◆ **Short problem**
Copy every line from the material below that holds "with".

(Items from a dataset)

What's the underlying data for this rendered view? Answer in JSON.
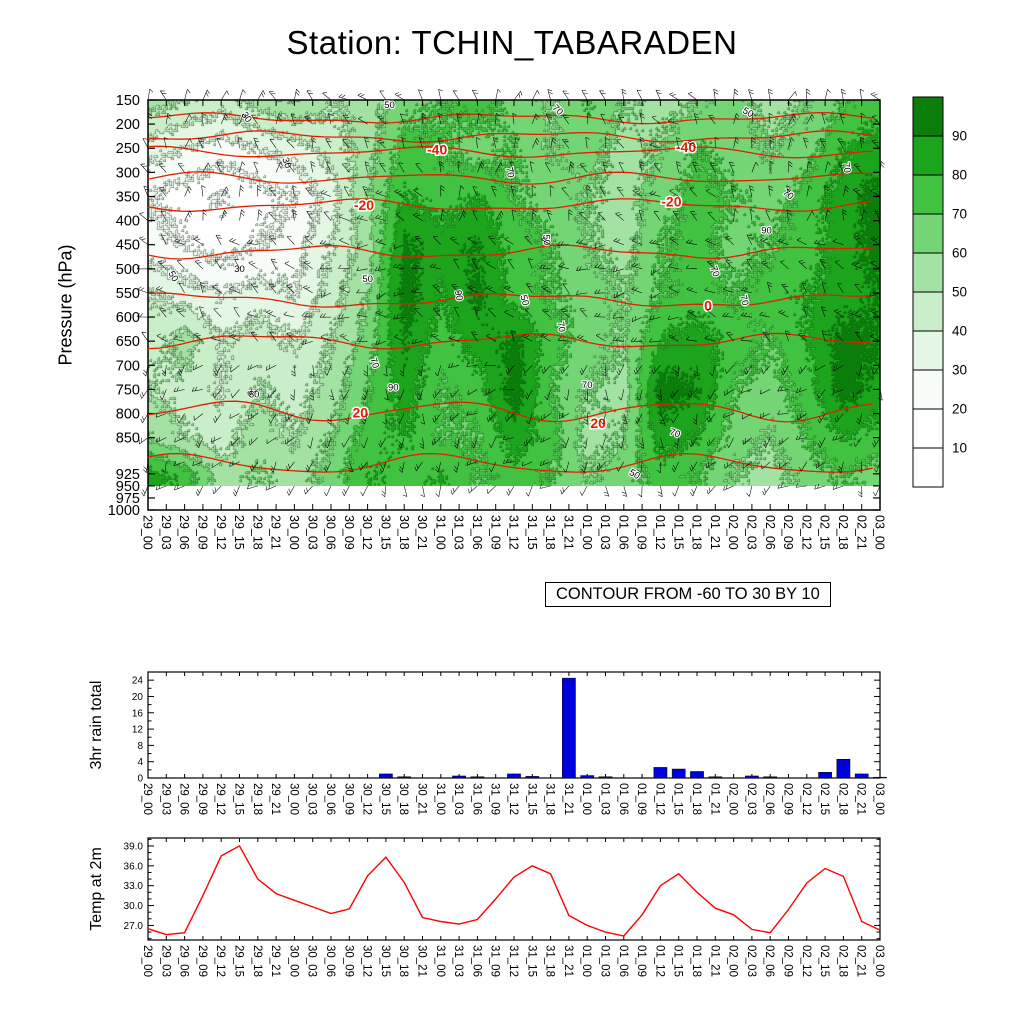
{
  "title": "Station: TCHIN_TABARADEN",
  "colors": {
    "rain_bar": "#0000dd",
    "temp_line": "#ff0000",
    "temperature_contour": "#dd2200",
    "frame": "#000000",
    "wind_barb": "#000000"
  },
  "time_labels": [
    "29_00",
    "29_03",
    "29_06",
    "29_09",
    "29_12",
    "29_15",
    "29_18",
    "29_21",
    "30_00",
    "30_03",
    "30_06",
    "30_09",
    "30_12",
    "30_15",
    "30_18",
    "30_21",
    "31_00",
    "31_03",
    "31_06",
    "31_09",
    "31_12",
    "31_15",
    "31_18",
    "31_21",
    "01_00",
    "01_03",
    "01_06",
    "01_09",
    "01_12",
    "01_15",
    "01_18",
    "01_21",
    "02_00",
    "02_03",
    "02_06",
    "02_09",
    "02_12",
    "02_15",
    "02_18",
    "02_21",
    "03_00"
  ],
  "chart_data": [
    {
      "type": "heatmap",
      "name": "relative-humidity pressure-time cross-section with temperature contours and wind barbs",
      "ylabel": "Pressure (hPa)",
      "pressure_ticks": [
        150,
        200,
        250,
        300,
        350,
        400,
        450,
        500,
        550,
        600,
        650,
        700,
        750,
        800,
        850,
        925,
        950,
        975,
        1000
      ],
      "ylim": [
        1000,
        150
      ],
      "fill_bottom_hpa": 950,
      "colorbar": {
        "labels": [
          "90",
          "80",
          "70",
          "60",
          "50",
          "40",
          "30",
          "20",
          "10"
        ],
        "palette": [
          "#ffffff",
          "#ffffff",
          "#f8fcf8",
          "#e4f6e4",
          "#c9eec9",
          "#a3e2a3",
          "#74d574",
          "#41c341",
          "#1ca51c",
          "#0a7d0a"
        ]
      },
      "humidity_grid": {
        "times": [
          "29_00",
          "29_06",
          "29_12",
          "29_18",
          "30_00",
          "30_06",
          "30_12",
          "30_18",
          "31_00",
          "31_06",
          "31_12",
          "31_18",
          "01_00",
          "01_06",
          "01_12",
          "01_18",
          "02_00",
          "02_06",
          "02_12",
          "02_18",
          "03_00"
        ],
        "pressures": [
          150,
          250,
          350,
          450,
          550,
          650,
          750,
          850,
          925
        ],
        "values": [
          [
            55,
            50,
            45,
            55,
            60,
            50,
            55,
            65,
            70,
            75,
            65,
            60,
            70,
            60,
            55,
            60,
            65,
            55,
            60,
            70,
            75
          ],
          [
            35,
            30,
            25,
            30,
            35,
            45,
            55,
            75,
            70,
            65,
            70,
            60,
            65,
            55,
            60,
            70,
            65,
            60,
            65,
            80,
            85
          ],
          [
            20,
            15,
            10,
            15,
            20,
            35,
            60,
            80,
            75,
            80,
            70,
            65,
            60,
            55,
            65,
            75,
            70,
            65,
            75,
            85,
            95
          ],
          [
            25,
            20,
            15,
            20,
            25,
            40,
            55,
            92,
            85,
            90,
            75,
            70,
            60,
            55,
            70,
            75,
            65,
            70,
            75,
            85,
            95
          ],
          [
            40,
            35,
            30,
            35,
            30,
            45,
            60,
            95,
            80,
            92,
            75,
            70,
            65,
            60,
            70,
            75,
            70,
            75,
            80,
            85,
            90
          ],
          [
            45,
            55,
            40,
            45,
            40,
            50,
            65,
            90,
            75,
            85,
            92,
            75,
            65,
            60,
            80,
            85,
            75,
            70,
            80,
            95,
            90
          ],
          [
            50,
            45,
            40,
            50,
            45,
            55,
            70,
            85,
            70,
            75,
            95,
            70,
            60,
            55,
            95,
            90,
            70,
            65,
            75,
            95,
            85
          ],
          [
            60,
            50,
            45,
            55,
            50,
            60,
            75,
            80,
            70,
            70,
            85,
            75,
            55,
            60,
            85,
            80,
            65,
            60,
            70,
            80,
            75
          ],
          [
            85,
            75,
            55,
            60,
            55,
            65,
            80,
            75,
            80,
            70,
            75,
            70,
            60,
            65,
            75,
            70,
            60,
            55,
            65,
            70,
            65
          ]
        ]
      },
      "humidity_labels": [
        {
          "text": "50",
          "t": 0.035,
          "p": 515,
          "rot": 60
        },
        {
          "text": "30",
          "t": 0.125,
          "p": 500,
          "rot": 0
        },
        {
          "text": "50",
          "t": 0.145,
          "p": 760,
          "rot": 0
        },
        {
          "text": "50",
          "t": 0.3,
          "p": 520,
          "rot": 0
        },
        {
          "text": "30",
          "t": 0.135,
          "p": 185,
          "rot": 55
        },
        {
          "text": "50",
          "t": 0.33,
          "p": 160,
          "rot": 0
        },
        {
          "text": "30",
          "t": 0.19,
          "p": 280,
          "rot": 70
        },
        {
          "text": "90",
          "t": 0.425,
          "p": 555,
          "rot": 80
        },
        {
          "text": "50",
          "t": 0.515,
          "p": 565,
          "rot": 75
        },
        {
          "text": "70",
          "t": 0.565,
          "p": 620,
          "rot": 80
        },
        {
          "text": "70",
          "t": 0.31,
          "p": 695,
          "rot": 70
        },
        {
          "text": "90",
          "t": 0.335,
          "p": 745,
          "rot": 0
        },
        {
          "text": "70",
          "t": 0.495,
          "p": 300,
          "rot": 80
        },
        {
          "text": "70",
          "t": 0.56,
          "p": 170,
          "rot": 45
        },
        {
          "text": "70",
          "t": 0.775,
          "p": 505,
          "rot": 70
        },
        {
          "text": "70",
          "t": 0.815,
          "p": 565,
          "rot": 75
        },
        {
          "text": "90",
          "t": 0.845,
          "p": 420,
          "rot": 0
        },
        {
          "text": "70",
          "t": 0.875,
          "p": 345,
          "rot": 40
        },
        {
          "text": "50",
          "t": 0.82,
          "p": 175,
          "rot": 30
        },
        {
          "text": "70",
          "t": 0.955,
          "p": 290,
          "rot": 80
        },
        {
          "text": "50",
          "t": 0.545,
          "p": 440,
          "rot": 85
        },
        {
          "text": "70",
          "t": 0.6,
          "p": 740,
          "rot": 0
        },
        {
          "text": "50",
          "t": 0.665,
          "p": 925,
          "rot": 30
        },
        {
          "text": "70",
          "t": 0.72,
          "p": 840,
          "rot": 20
        }
      ],
      "temperature_contours": {
        "caption": "CONTOUR FROM -60 TO 30 BY 10",
        "levels": [
          {
            "level": -60,
            "pressure": 188
          },
          {
            "level": -50,
            "pressure": 226
          },
          {
            "level": -40,
            "pressure": 258
          },
          {
            "level": -30,
            "pressure": 312
          },
          {
            "level": -20,
            "pressure": 368
          },
          {
            "level": -10,
            "pressure": 465
          },
          {
            "level": 0,
            "pressure": 565
          },
          {
            "level": 10,
            "pressure": 650
          },
          {
            "level": 20,
            "pressure": 795
          },
          {
            "level": 30,
            "pressure": 905
          }
        ],
        "visible_labels": [
          {
            "text": "-40",
            "t": 0.395,
            "pressure": 255
          },
          {
            "text": "-40",
            "t": 0.735,
            "pressure": 250
          },
          {
            "text": "-20",
            "t": 0.295,
            "pressure": 370
          },
          {
            "text": "-20",
            "t": 0.715,
            "pressure": 362
          },
          {
            "text": "0",
            "t": 0.765,
            "pressure": 578
          },
          {
            "text": "20",
            "t": 0.29,
            "pressure": 800
          },
          {
            "text": "20",
            "t": 0.615,
            "pressure": 822
          }
        ]
      },
      "wind_barbs": {
        "style": "thin black staffs with flags",
        "grid": "3-hourly by 50 hPa, 150-950 hPa"
      }
    },
    {
      "type": "bar",
      "name": "3hr rain total",
      "ylabel": "3hr rain total",
      "yticks": [
        0,
        4,
        8,
        12,
        16,
        20,
        24
      ],
      "ylim": [
        0,
        26
      ],
      "values": [
        0,
        0,
        0,
        0,
        0,
        0,
        0,
        0,
        0,
        0,
        0,
        0,
        0,
        1.0,
        0.3,
        0,
        0,
        0.5,
        0.3,
        0,
        1.0,
        0.4,
        0,
        24.5,
        0.6,
        0.3,
        0,
        0,
        2.6,
        2.2,
        1.6,
        0.3,
        0,
        0.5,
        0.3,
        0,
        0,
        1.4,
        4.6,
        1.0,
        0.2
      ]
    },
    {
      "type": "line",
      "name": "Temp at 2m",
      "ylabel": "Temp at 2m",
      "yticks": [
        27,
        30,
        33,
        36,
        39
      ],
      "ytick_labels": [
        "27.0",
        "30.0",
        "33.0",
        "36.0",
        "39.0"
      ],
      "ylim": [
        24.8,
        40.2
      ],
      "values": [
        26.5,
        25.6,
        25.9,
        31.5,
        37.5,
        39.0,
        34.0,
        31.8,
        30.8,
        29.8,
        28.8,
        29.5,
        34.5,
        37.3,
        33.5,
        28.2,
        27.6,
        27.2,
        27.9,
        31.0,
        34.3,
        36.0,
        34.8,
        28.5,
        27.0,
        26.0,
        25.4,
        28.6,
        33.0,
        34.8,
        32.0,
        29.6,
        28.6,
        26.4,
        25.9,
        29.4,
        33.4,
        35.6,
        34.4,
        27.6,
        26.3
      ]
    }
  ]
}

◆ **Complete output**
      "name": "relative-humidity pressure-time cross-section with temperature contours and wind barbs",
        "style": "thin black staffs with flags",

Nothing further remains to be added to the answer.